====== Extracted entries ======
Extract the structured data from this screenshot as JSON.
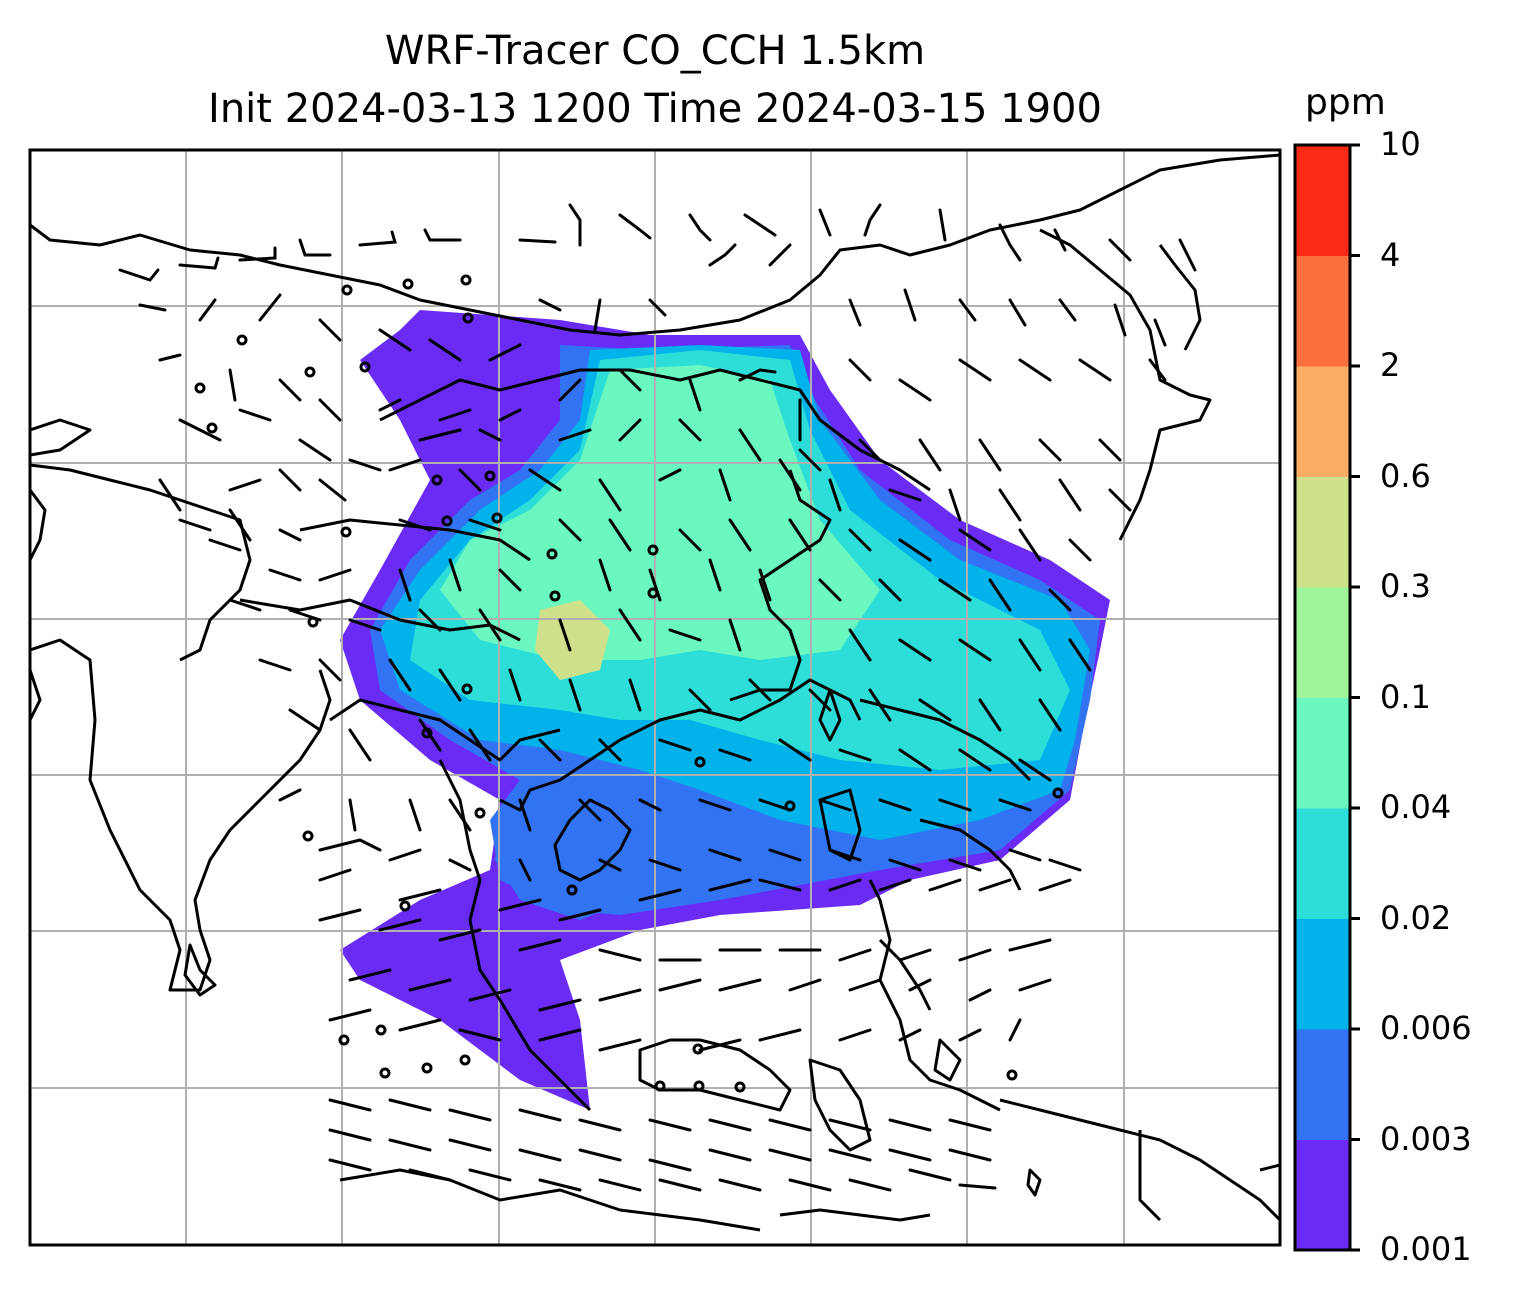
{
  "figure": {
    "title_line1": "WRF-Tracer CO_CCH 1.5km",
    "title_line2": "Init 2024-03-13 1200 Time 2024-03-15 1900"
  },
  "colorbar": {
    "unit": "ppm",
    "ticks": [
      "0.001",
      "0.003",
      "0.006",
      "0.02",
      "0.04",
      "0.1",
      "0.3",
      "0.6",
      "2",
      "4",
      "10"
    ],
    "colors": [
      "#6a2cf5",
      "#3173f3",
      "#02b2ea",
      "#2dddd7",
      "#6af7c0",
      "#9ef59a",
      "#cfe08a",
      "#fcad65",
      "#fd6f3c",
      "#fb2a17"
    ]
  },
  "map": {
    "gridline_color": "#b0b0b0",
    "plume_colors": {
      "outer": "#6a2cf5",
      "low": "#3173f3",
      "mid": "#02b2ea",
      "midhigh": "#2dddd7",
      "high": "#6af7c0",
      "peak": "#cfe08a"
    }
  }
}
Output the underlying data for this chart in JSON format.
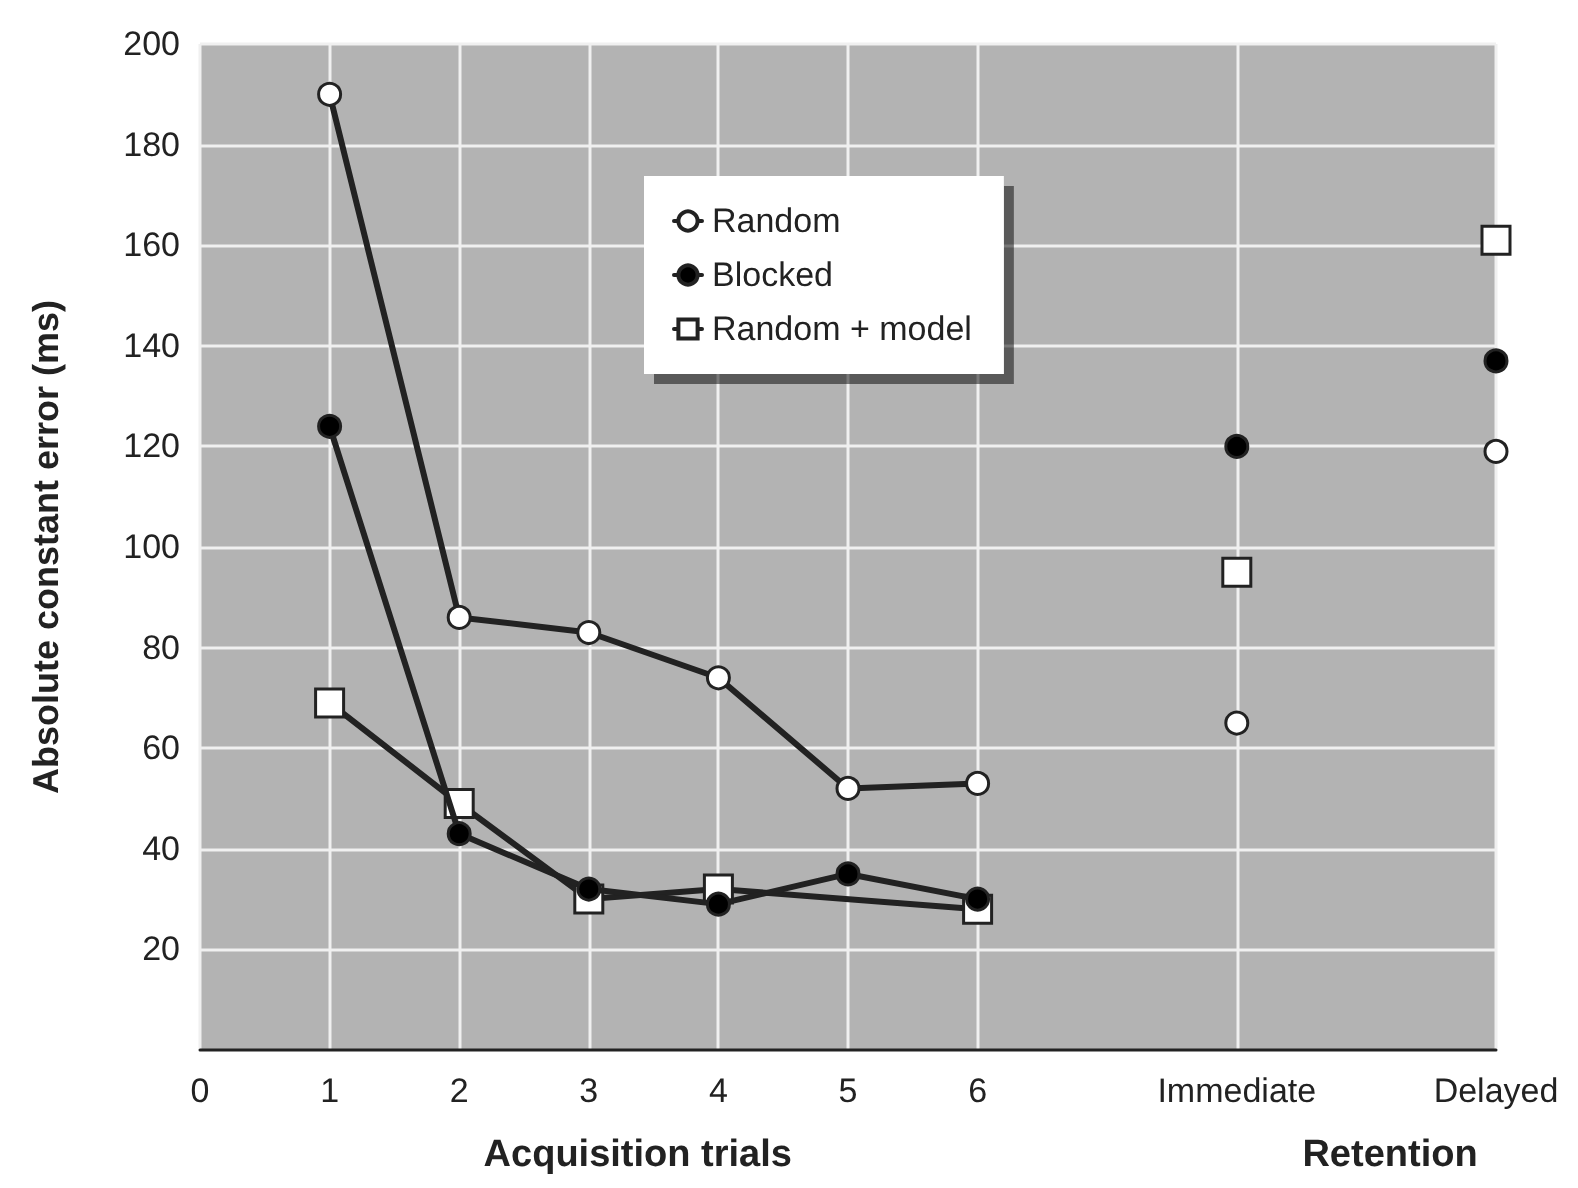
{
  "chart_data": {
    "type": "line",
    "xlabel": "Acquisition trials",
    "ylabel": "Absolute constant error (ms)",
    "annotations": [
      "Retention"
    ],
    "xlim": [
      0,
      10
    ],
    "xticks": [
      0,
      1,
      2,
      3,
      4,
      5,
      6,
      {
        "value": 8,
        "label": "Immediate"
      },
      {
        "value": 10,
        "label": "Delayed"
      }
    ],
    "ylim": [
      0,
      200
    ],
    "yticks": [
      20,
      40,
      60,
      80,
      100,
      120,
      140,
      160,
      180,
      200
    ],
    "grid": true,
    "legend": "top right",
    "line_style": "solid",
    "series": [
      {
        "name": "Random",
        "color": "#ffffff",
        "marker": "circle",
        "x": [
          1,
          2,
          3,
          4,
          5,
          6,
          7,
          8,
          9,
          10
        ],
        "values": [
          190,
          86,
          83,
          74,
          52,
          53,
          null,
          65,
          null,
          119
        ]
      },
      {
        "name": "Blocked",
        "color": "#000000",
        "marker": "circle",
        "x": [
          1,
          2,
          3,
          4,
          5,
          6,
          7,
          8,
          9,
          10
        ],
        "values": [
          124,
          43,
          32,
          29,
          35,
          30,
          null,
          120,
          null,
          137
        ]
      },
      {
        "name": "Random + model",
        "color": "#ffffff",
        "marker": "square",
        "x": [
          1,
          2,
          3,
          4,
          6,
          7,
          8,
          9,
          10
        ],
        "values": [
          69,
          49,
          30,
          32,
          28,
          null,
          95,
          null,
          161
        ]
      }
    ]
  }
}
======
▶ **Challenge**:
Only a number is wanted: how many lines of the material above hold "JSON"?

▶ **Answer**:
2